[Dataset excerpt]
□ □ □ □ □ □ □

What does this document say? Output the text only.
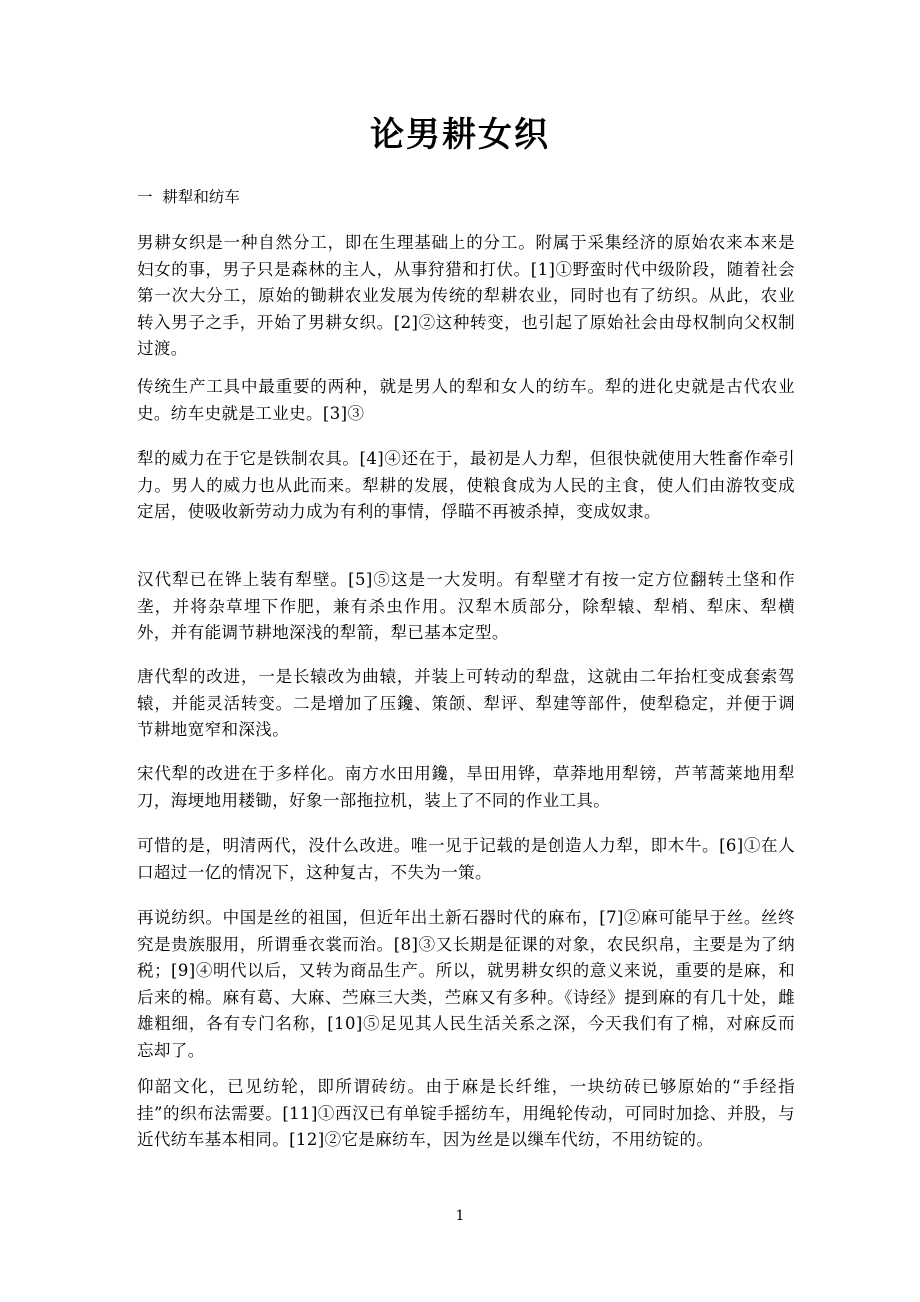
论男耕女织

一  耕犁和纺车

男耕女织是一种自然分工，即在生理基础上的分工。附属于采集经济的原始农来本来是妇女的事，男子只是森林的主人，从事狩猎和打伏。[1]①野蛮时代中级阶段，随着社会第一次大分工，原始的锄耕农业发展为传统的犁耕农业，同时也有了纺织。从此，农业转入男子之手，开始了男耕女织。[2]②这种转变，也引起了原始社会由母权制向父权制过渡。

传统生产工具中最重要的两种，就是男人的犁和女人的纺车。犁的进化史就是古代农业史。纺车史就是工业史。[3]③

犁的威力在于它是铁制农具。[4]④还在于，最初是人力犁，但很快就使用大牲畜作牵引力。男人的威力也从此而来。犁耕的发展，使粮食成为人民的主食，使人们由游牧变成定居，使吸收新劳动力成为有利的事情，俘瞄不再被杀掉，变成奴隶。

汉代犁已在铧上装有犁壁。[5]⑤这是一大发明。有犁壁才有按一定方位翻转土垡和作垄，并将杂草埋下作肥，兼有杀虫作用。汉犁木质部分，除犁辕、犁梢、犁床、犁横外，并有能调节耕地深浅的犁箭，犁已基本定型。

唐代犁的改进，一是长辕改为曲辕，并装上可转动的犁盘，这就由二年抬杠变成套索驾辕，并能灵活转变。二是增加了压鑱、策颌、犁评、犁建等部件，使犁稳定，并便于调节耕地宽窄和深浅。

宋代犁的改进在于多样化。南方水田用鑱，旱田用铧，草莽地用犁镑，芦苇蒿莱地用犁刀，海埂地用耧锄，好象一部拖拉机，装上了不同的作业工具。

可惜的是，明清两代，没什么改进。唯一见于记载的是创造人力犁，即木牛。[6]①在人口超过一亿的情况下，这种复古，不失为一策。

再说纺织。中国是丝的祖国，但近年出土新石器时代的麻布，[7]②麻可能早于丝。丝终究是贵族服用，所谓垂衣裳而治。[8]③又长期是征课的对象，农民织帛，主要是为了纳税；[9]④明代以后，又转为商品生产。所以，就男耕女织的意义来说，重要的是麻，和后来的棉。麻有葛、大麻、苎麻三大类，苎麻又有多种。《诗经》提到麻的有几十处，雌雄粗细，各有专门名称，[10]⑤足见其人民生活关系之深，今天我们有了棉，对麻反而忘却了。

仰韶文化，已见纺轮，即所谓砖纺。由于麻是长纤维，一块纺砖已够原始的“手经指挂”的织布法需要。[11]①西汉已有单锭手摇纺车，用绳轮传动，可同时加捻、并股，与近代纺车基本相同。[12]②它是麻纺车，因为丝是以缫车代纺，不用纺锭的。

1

□ □ □ □ □ □ □

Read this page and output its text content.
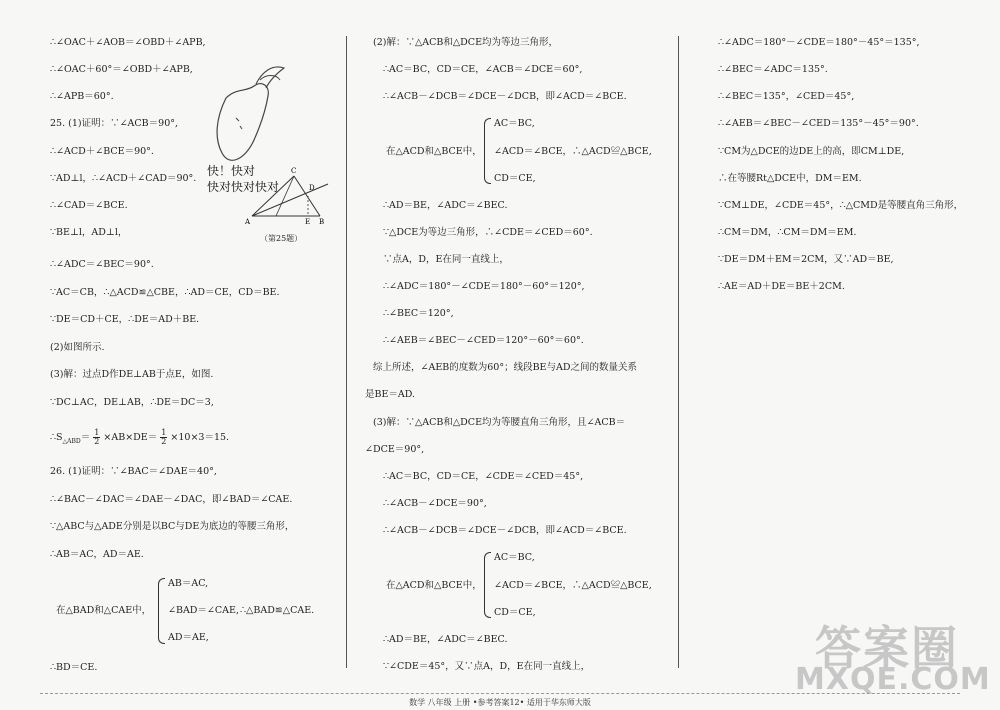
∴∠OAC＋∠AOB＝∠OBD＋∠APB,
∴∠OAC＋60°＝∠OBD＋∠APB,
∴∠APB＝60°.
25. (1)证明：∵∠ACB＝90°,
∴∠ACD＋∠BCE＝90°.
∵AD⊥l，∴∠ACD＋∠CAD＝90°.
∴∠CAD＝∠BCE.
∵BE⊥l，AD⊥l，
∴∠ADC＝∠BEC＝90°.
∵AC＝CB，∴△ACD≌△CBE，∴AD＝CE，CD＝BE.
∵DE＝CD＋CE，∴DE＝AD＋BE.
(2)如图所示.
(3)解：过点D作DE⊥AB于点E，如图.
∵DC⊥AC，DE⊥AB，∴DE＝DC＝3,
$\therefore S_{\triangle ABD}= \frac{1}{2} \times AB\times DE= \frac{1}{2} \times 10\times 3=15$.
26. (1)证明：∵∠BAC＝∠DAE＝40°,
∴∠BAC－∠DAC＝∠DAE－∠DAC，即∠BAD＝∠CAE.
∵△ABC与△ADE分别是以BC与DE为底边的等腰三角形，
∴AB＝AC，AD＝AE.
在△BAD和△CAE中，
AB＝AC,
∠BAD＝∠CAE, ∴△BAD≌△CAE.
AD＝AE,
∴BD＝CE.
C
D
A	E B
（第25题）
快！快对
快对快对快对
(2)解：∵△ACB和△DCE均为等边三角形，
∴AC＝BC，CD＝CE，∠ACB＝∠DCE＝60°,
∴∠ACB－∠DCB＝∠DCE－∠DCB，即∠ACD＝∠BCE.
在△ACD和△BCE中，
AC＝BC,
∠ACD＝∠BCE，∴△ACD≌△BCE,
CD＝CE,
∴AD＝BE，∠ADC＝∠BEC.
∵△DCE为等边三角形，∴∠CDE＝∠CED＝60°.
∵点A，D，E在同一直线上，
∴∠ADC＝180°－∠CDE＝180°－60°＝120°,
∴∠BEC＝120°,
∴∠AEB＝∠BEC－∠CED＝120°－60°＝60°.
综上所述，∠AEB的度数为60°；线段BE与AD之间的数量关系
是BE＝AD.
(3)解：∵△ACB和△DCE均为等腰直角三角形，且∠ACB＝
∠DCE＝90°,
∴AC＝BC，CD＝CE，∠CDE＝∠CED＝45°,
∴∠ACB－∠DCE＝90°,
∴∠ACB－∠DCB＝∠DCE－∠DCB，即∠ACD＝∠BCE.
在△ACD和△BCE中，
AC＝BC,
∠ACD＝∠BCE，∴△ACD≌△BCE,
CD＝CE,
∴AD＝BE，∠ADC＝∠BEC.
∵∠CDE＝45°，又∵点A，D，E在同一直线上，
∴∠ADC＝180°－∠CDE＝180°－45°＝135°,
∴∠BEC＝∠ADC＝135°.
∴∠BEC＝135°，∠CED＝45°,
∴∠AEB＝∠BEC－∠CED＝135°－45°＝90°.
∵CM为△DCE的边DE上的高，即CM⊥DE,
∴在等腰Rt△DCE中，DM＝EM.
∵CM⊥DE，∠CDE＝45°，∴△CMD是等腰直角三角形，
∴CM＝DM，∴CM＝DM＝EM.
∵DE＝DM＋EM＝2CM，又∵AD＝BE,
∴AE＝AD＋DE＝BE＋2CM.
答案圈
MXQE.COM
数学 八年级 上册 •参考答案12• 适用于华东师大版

□ □ □ □ □ □ □

■ Your goal: For this exercise, gather every line of the data that contains the word "ACB和".

■ Result of the task:
(2)解：∵△ACB和△DCE均为等边三角形，
(3)解：∵△ACB和△DCE均为等腰直角三角形，且∠ACB＝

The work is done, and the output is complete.